### REQUIRED TASKS
• 1. In the passage on early Muslim traders in the East African interior, what population did Ujiji reach in the 1880s?
• 2. Rewrite the stretch from "Then in the" through "settled at Tabora." of the passage on early Muslim traders in the East African interior, putting "journeys" wherever "expeditions" appears.
• 3. Carry on the passage on early Muslim traders in the East African interior from the point where it stops.

The earliest travelers from the coast into the interior are said to have been two Indian Muslim brothers, Sayan and Musa Muzuri, who departed the coast around 1825 with more than fifteen tons of pearls and textiles that were credited to the account of the Omani liwali of Zanzibar. Sayan died en route; Musa, after suffering a large loss of merchandise, settled for several years in the Lake Victoria region. His business prospered, especially at Tabora and Karagwe, where he appears to have been one of the most successful traders of the mid-nineteenth century.

Tabora and Ujiji were the largest Muslim settlements in the interior. Tabora was located at the nexus of various trade routes, to the west was Lake Tanganyika and Ujiji. To the north was Lake Victoria and Buganda
In 1840s Muhammad bin Juma, a trader of mixed Omani and African descent, married a daughter of Fundikira I at Tabora. He the ntemi (ruler or chief) of Unyanyembe, one of the two main chiefdoms of Unyamwezi.
Then in the 1860s, an official representative of Sultan "Majid bin Said of Zanzibar" was established there. Though there were tensions as in 1858, a violent conflict broke out between the Arabs and Mnywa Sele, Fundikira's successor. In the 1880s, there were no Nyamwezi living within three miles of Tabora.

Ujiji was much smaller than Tabora until the 1880s, when it reached a population of almost 8,000.
It served as the base of expeditions into the Eastern Congo, such as those of Tippu Tip the son of Muhammad bin ]uma, who had settled at Tabora.

### MATERIAL PROVIDED
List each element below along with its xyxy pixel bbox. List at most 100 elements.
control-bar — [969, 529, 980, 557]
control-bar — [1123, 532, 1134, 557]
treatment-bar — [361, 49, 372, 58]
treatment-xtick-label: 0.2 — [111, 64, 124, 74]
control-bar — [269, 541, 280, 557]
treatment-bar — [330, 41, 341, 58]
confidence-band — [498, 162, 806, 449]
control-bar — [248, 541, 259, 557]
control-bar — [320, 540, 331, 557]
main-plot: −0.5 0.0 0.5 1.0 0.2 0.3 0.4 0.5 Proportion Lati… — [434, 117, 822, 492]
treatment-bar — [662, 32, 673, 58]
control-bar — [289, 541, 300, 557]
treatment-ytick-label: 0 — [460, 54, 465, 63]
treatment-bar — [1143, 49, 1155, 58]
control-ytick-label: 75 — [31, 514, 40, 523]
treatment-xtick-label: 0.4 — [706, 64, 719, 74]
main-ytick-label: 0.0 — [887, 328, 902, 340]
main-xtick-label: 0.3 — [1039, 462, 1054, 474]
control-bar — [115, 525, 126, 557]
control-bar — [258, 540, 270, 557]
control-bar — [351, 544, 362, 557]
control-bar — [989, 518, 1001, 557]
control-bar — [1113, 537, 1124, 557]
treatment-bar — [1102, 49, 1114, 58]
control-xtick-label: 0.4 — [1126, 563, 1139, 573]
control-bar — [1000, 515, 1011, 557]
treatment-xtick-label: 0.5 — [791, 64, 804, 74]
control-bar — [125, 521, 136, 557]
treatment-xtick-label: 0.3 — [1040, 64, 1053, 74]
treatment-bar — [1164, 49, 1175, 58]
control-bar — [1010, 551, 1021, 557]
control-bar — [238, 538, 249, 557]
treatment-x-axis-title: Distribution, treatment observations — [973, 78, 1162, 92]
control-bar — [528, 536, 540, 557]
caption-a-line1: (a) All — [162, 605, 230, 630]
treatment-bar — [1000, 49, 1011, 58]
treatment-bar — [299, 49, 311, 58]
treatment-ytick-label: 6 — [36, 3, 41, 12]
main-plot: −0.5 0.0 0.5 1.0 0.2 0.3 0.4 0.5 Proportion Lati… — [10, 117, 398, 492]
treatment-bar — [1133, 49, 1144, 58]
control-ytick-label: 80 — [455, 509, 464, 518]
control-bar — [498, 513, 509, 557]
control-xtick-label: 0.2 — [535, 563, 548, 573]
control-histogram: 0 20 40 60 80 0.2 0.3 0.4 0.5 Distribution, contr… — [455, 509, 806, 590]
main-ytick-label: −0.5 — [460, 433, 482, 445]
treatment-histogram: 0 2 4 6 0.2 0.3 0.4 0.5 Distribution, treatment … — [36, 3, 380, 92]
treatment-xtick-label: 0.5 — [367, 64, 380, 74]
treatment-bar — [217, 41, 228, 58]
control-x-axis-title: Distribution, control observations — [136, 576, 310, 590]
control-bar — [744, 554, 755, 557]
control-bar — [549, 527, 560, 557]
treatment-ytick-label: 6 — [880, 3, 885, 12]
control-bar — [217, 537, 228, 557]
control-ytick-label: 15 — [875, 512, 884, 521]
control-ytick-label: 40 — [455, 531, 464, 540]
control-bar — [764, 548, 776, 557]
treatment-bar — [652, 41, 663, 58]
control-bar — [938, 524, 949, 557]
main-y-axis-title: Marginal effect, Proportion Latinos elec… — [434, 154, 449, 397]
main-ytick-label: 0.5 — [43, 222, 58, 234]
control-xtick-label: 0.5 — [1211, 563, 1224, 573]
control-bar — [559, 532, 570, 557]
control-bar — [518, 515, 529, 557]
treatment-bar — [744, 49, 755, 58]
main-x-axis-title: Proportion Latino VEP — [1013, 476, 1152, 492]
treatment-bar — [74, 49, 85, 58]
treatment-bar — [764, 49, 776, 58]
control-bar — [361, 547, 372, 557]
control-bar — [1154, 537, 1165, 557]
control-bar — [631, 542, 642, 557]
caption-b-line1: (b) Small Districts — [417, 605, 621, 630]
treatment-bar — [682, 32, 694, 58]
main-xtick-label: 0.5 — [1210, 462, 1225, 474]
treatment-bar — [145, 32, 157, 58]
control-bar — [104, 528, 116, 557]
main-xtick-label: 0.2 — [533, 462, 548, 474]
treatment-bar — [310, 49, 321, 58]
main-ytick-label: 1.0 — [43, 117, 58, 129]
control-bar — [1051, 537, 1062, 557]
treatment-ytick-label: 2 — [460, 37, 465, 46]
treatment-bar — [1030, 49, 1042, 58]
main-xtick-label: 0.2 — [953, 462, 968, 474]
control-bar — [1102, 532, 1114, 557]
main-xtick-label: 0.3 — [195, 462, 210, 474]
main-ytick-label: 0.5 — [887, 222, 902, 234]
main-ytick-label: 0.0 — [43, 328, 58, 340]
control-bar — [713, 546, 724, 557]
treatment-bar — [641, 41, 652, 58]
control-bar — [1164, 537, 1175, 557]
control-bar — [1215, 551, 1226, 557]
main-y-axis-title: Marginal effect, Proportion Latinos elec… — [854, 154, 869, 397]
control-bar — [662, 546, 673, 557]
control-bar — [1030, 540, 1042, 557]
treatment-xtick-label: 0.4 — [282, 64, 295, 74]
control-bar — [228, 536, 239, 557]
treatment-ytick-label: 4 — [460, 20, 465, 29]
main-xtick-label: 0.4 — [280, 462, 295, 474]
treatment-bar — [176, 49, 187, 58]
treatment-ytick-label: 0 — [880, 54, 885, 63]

### ANSWERS TO EACH TASK
• 1. Almost 8,000.

• 2.
Then in the 1860s, an official representative of Sultan "Majid bin Said of Zanzibar" was established there. Though there were tensions as in 1858, a violent conflict broke out between the Arabs and Mnywa Sele, Fundikira's successor. In the 1880s, there were no Nyamwezi living within three miles of Tabora.

Ujiji was much smaller than Tabora until the 1880s, when it reached a population of almost 8,000.
It served as the base of journeys into the Eastern Congo, such as those of Tippu Tip the son of Muhammad bin ]uma, who had settled at Tabora.

• 3.
But only 65 years after the beginnings of the Muslim push into the interior, the German colony of German East Africa was established. Initially this actually led to the expansion of Islam, as the Germans used Muslims as soldiers, clerks and tax men.

In 1892, the German colonial government established its first educational institutions at the coast (at Tanga, Dar es Salaam, and Lindi), and most of the African administrative staff trained there were coastal Muslims. These junior civil servants are known to have been instrumental in spreading Islam to such places as Mahenge, Kondoa, Irangi, Singida, and Musoma.

In 1891, Tabora became the German military and administrative headquarters in central German East Africa, thereby even increasing its Muslim character, since the numerous government officials who came to Tabora were mostly Muslim. By 1902, its population was thirty thousand, and still growing. In 1911, Becker called Tabora "the citadel of Islam in the interior."

In 1912, the central railway line extended to Tabora. New opportunities for employment were created, and the Nyamwezi of the surrounding hinterland migrated to the town in large numbers and converted to Islam.

Though in the 1905-1907 Maji Maji war, rural Muslim followers of the Qadiriyya tariqa fought against German colonial rule.

But by the time of World War 1, Christian missionary leaders in German East Africa were voicing open criticism of what they saw as the pro-Islamic policy of the German colonial government. In the 1920s the new British colonial Tanganyika territory was a strong supporter of missionary work, and there followed a big expansion of Christian education.

In general, every region that wasn't already thoroughly islamicized converted to Christianity.
Christian missions established western style education, and Muslims either avoided them or were excluded. As such, Christians came to have a "privileged position" in society. With the rise of a class of literate Africans, Muslims became less important to the colonial administration, and Muslim communities tended to become marginalized from the modern economic sector.
These factors still have effects to this day.

Around the 19th century, trading routes between the Tanzanian interior and the Swahili coast intensified the influence of Swahili culture and religion. Despite the importance of trade, the spread of Islam in the interior was mainly facilitated by Sufi missionaries, converted locals returning from the coast, and Muslim chiefs during the colonial period.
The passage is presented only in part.